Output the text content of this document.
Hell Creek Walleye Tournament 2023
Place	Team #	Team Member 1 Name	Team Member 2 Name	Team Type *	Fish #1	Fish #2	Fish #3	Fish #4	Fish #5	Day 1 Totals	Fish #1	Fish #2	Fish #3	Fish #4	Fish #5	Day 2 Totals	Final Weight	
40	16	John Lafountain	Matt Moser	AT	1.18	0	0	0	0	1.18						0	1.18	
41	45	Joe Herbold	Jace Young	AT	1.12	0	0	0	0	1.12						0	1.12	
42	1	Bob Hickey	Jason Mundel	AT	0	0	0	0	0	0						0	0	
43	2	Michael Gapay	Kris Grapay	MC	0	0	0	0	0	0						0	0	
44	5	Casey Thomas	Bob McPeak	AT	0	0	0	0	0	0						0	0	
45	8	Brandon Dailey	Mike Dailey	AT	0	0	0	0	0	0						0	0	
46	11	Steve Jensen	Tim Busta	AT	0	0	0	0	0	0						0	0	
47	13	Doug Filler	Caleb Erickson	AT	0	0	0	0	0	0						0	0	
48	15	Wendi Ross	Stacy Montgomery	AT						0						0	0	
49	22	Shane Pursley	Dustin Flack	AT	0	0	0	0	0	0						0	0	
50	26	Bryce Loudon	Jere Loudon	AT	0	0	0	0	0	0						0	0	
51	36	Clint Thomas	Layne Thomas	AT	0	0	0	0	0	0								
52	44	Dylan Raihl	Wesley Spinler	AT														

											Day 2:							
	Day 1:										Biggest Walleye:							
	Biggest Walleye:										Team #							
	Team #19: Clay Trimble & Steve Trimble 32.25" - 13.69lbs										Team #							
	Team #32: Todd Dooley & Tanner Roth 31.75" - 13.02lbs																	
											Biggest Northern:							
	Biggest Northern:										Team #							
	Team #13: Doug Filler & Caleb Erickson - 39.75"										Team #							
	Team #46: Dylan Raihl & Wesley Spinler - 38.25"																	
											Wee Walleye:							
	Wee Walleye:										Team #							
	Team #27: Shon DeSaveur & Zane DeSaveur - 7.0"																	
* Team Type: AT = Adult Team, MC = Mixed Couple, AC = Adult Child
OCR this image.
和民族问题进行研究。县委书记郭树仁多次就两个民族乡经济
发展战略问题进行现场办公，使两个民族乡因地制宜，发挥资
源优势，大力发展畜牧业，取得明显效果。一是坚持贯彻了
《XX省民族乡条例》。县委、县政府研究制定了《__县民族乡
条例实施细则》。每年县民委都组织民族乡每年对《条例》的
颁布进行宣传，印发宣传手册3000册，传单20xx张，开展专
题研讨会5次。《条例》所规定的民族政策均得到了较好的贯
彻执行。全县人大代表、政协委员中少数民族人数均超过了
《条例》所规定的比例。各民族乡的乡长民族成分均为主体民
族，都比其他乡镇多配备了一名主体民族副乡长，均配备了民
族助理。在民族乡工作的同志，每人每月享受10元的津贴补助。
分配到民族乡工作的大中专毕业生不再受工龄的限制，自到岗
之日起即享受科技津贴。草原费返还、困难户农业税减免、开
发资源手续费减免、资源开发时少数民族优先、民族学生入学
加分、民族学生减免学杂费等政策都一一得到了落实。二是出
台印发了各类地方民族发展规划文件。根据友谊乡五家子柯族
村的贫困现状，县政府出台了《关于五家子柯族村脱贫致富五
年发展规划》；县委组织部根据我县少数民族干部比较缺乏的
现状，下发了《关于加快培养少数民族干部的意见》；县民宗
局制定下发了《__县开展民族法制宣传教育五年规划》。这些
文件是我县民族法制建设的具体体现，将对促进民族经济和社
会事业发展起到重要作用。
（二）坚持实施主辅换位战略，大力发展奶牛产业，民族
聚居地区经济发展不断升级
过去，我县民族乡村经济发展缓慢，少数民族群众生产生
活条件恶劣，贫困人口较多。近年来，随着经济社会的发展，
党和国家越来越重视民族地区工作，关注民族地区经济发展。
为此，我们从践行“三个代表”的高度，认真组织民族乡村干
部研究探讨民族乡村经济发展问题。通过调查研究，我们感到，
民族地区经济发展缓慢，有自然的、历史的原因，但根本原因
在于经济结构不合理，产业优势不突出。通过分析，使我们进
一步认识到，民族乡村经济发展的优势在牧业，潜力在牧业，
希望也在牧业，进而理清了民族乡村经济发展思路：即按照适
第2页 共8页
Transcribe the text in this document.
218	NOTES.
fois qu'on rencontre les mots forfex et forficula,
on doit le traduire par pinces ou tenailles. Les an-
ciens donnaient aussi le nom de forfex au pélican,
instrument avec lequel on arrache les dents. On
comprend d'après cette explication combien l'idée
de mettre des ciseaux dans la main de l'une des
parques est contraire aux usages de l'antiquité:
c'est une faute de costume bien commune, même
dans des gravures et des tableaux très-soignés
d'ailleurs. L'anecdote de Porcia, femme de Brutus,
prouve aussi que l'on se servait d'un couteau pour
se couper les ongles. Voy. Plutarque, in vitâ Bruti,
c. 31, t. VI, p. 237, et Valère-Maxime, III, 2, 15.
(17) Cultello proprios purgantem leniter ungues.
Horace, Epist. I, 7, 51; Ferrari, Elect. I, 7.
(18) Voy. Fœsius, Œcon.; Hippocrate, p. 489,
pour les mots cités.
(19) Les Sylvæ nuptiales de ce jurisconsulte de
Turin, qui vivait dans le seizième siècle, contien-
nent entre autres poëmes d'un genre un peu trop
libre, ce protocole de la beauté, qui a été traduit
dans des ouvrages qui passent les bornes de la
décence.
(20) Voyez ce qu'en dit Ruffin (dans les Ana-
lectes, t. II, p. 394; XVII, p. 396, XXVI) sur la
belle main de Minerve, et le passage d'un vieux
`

» Written exercise: From the material above, gather all lines that include the string "forfex" and copy them.

» Expected output:
fois qu'on rencontre les mots forfex et forficula,
ciens donnaient aussi le nom de forfex au pélican,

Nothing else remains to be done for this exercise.